(Figure data in JSON)
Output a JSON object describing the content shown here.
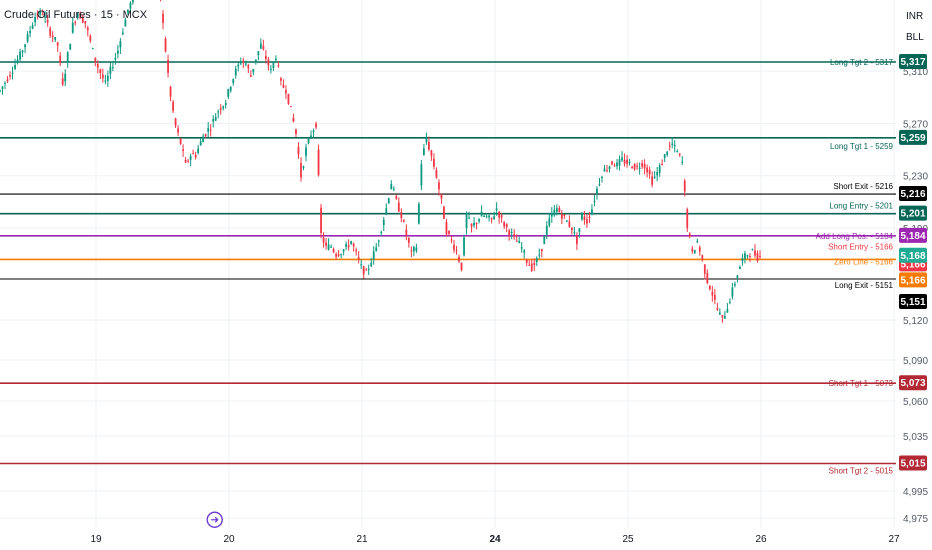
{
  "header": {
    "symbol_title": "Crude Oil Futures · 15 · MCX",
    "currency": "INR",
    "unit": "BLL"
  },
  "colors": {
    "up": "#089981",
    "down": "#f23645",
    "grid": "#eef0f3",
    "axis_text": "#555a66",
    "long_target": "#056656",
    "long_entry": "#056656",
    "short_target": "#b22833",
    "exit": "#000000",
    "add_long": "#9c27b0",
    "short_entry": "#22ab94",
    "zero_line": "#f57c00",
    "short_entry_badge": "#f23645"
  },
  "chart_data": {
    "type": "candlestick",
    "title": "Crude Oil Futures · 15 · MCX",
    "y_axis": {
      "ylim": [
        4965,
        5380
      ],
      "ticks": [
        5310,
        5270,
        5230,
        5190,
        5120,
        5090,
        5060,
        5035,
        4995,
        4975
      ]
    },
    "x_axis": {
      "ticks": [
        {
          "label": "19",
          "bold": false
        },
        {
          "label": "20",
          "bold": false
        },
        {
          "label": "21",
          "bold": false
        },
        {
          "label": "24",
          "bold": true
        },
        {
          "label": "25",
          "bold": false
        },
        {
          "label": "26",
          "bold": false
        },
        {
          "label": "27",
          "bold": false
        }
      ]
    },
    "levels": [
      {
        "label": "Long Tgt 2 - 5317",
        "value": 5317,
        "badge": "5,317",
        "color_key": "long_target",
        "badge_color_key": "long_target",
        "thick": true
      },
      {
        "label": "Long Tgt 1 - 5259",
        "value": 5259,
        "badge": "5,259",
        "color_key": "long_target",
        "badge_color_key": "long_target",
        "thick": true
      },
      {
        "label": "Short Exit - 5216",
        "value": 5216,
        "badge": "5,216",
        "color_key": "exit",
        "badge_color_key": "exit",
        "thick": false
      },
      {
        "label": "Long Entry - 5201",
        "value": 5201,
        "badge": "5,201",
        "color_key": "long_entry",
        "badge_color_key": "long_entry",
        "thick": true
      },
      {
        "label": "Add Long Pos. - 5184",
        "value": 5184,
        "badge": "5,184",
        "color_key": "add_long",
        "badge_color_key": "add_long",
        "thick": true
      },
      {
        "label": "Short Entry - 5166",
        "value": 5166,
        "badge": "5,166",
        "color_key": "short_entry_badge",
        "badge_color_key": "short_entry_badge",
        "thick": false
      },
      {
        "label": "Zero Line - 5166",
        "value": 5166,
        "badge": "5,166",
        "color_key": "zero_line",
        "badge_color_key": "zero_line",
        "thick": true
      },
      {
        "label": "Long Exit - 5151",
        "value": 5151,
        "badge": "5,151",
        "color_key": "exit",
        "badge_color_key": "exit",
        "thick": false
      },
      {
        "label": "Short Tgt 1 - 5073",
        "value": 5073,
        "badge": "5,073",
        "color_key": "short_target",
        "badge_color_key": "short_target",
        "thick": true
      },
      {
        "label": "Short Tgt 2 - 5015",
        "value": 5015,
        "badge": "5,015",
        "color_key": "short_target",
        "badge_color_key": "short_target",
        "thick": true
      }
    ],
    "last_price": {
      "value": 5168,
      "badge": "5,168"
    },
    "path": [
      [
        0,
        5295
      ],
      [
        4,
        5308
      ],
      [
        8,
        5322
      ],
      [
        11,
        5336
      ],
      [
        14,
        5352
      ],
      [
        17,
        5355
      ],
      [
        20,
        5340
      ],
      [
        23,
        5330
      ],
      [
        25,
        5298
      ],
      [
        27,
        5322
      ],
      [
        29,
        5345
      ],
      [
        31,
        5355
      ],
      [
        34,
        5347
      ],
      [
        38,
        5318
      ],
      [
        42,
        5300
      ],
      [
        47,
        5326
      ],
      [
        51,
        5357
      ],
      [
        54,
        5370
      ],
      [
        56,
        5390
      ],
      [
        58,
        5395
      ],
      [
        60,
        5382
      ],
      [
        62,
        5380
      ],
      [
        64,
        5365
      ],
      [
        66,
        5326
      ],
      [
        68,
        5290
      ],
      [
        70,
        5268
      ],
      [
        72,
        5255
      ],
      [
        74,
        5238
      ],
      [
        76,
        5246
      ],
      [
        78,
        5246
      ],
      [
        81,
        5260
      ],
      [
        84,
        5268
      ],
      [
        87,
        5280
      ],
      [
        90,
        5287
      ],
      [
        92,
        5300
      ],
      [
        94,
        5310
      ],
      [
        96,
        5318
      ],
      [
        98,
        5316
      ],
      [
        100,
        5306
      ],
      [
        102,
        5320
      ],
      [
        104,
        5330
      ],
      [
        106,
        5320
      ],
      [
        108,
        5310
      ],
      [
        110,
        5322
      ],
      [
        112,
        5300
      ],
      [
        114,
        5296
      ],
      [
        116,
        5280
      ],
      [
        118,
        5262
      ],
      [
        120,
        5230
      ],
      [
        122,
        5250
      ],
      [
        124,
        5262
      ],
      [
        126,
        5270
      ],
      [
        128,
        5185
      ],
      [
        130,
        5175
      ],
      [
        132,
        5176
      ],
      [
        134,
        5170
      ],
      [
        136,
        5172
      ],
      [
        138,
        5175
      ],
      [
        140,
        5180
      ],
      [
        142,
        5170
      ],
      [
        144,
        5160
      ],
      [
        146,
        5155
      ],
      [
        148,
        5165
      ],
      [
        150,
        5175
      ],
      [
        152,
        5190
      ],
      [
        154,
        5205
      ],
      [
        156,
        5225
      ],
      [
        158,
        5210
      ],
      [
        160,
        5200
      ],
      [
        162,
        5185
      ],
      [
        164,
        5170
      ],
      [
        166,
        5176
      ],
      [
        168,
        5240
      ],
      [
        170,
        5259
      ],
      [
        172,
        5245
      ],
      [
        174,
        5230
      ],
      [
        176,
        5210
      ],
      [
        178,
        5188
      ],
      [
        180,
        5180
      ],
      [
        182,
        5172
      ],
      [
        184,
        5160
      ],
      [
        186,
        5200
      ],
      [
        188,
        5190
      ],
      [
        190,
        5195
      ],
      [
        192,
        5200
      ],
      [
        194,
        5198
      ],
      [
        196,
        5196
      ],
      [
        198,
        5205
      ],
      [
        200,
        5196
      ],
      [
        202,
        5190
      ],
      [
        204,
        5185
      ],
      [
        206,
        5180
      ],
      [
        208,
        5175
      ],
      [
        210,
        5165
      ],
      [
        212,
        5160
      ],
      [
        214,
        5165
      ],
      [
        216,
        5175
      ],
      [
        218,
        5190
      ],
      [
        220,
        5200
      ],
      [
        222,
        5205
      ],
      [
        224,
        5200
      ],
      [
        226,
        5195
      ],
      [
        228,
        5190
      ],
      [
        230,
        5180
      ],
      [
        232,
        5200
      ],
      [
        234,
        5195
      ],
      [
        236,
        5205
      ],
      [
        238,
        5220
      ],
      [
        240,
        5232
      ],
      [
        242,
        5236
      ],
      [
        244,
        5240
      ],
      [
        246,
        5238
      ],
      [
        248,
        5242
      ],
      [
        250,
        5240
      ],
      [
        252,
        5238
      ],
      [
        254,
        5236
      ],
      [
        256,
        5240
      ],
      [
        258,
        5235
      ],
      [
        260,
        5226
      ],
      [
        262,
        5232
      ],
      [
        264,
        5240
      ],
      [
        266,
        5250
      ],
      [
        268,
        5254
      ],
      [
        270,
        5248
      ],
      [
        272,
        5240
      ],
      [
        274,
        5192
      ],
      [
        276,
        5170
      ],
      [
        278,
        5180
      ],
      [
        280,
        5165
      ],
      [
        282,
        5150
      ],
      [
        284,
        5140
      ],
      [
        286,
        5128
      ],
      [
        288,
        5120
      ],
      [
        290,
        5130
      ],
      [
        292,
        5142
      ],
      [
        294,
        5155
      ],
      [
        296,
        5166
      ],
      [
        298,
        5170
      ],
      [
        300,
        5172
      ],
      [
        302,
        5168
      ],
      [
        303,
        5168
      ]
    ],
    "markers": [
      {
        "name": "replay-marker",
        "x_step": 85.6,
        "value": 4990
      }
    ]
  }
}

» **What the exercise asks**: Show all lines in the entries above where the word "Futures" appears.

» **The result**:
    "symbol_title": "Crude Oil Futures · 15 · MCX",
    "title": "Crude Oil Futures · 15 · MCX",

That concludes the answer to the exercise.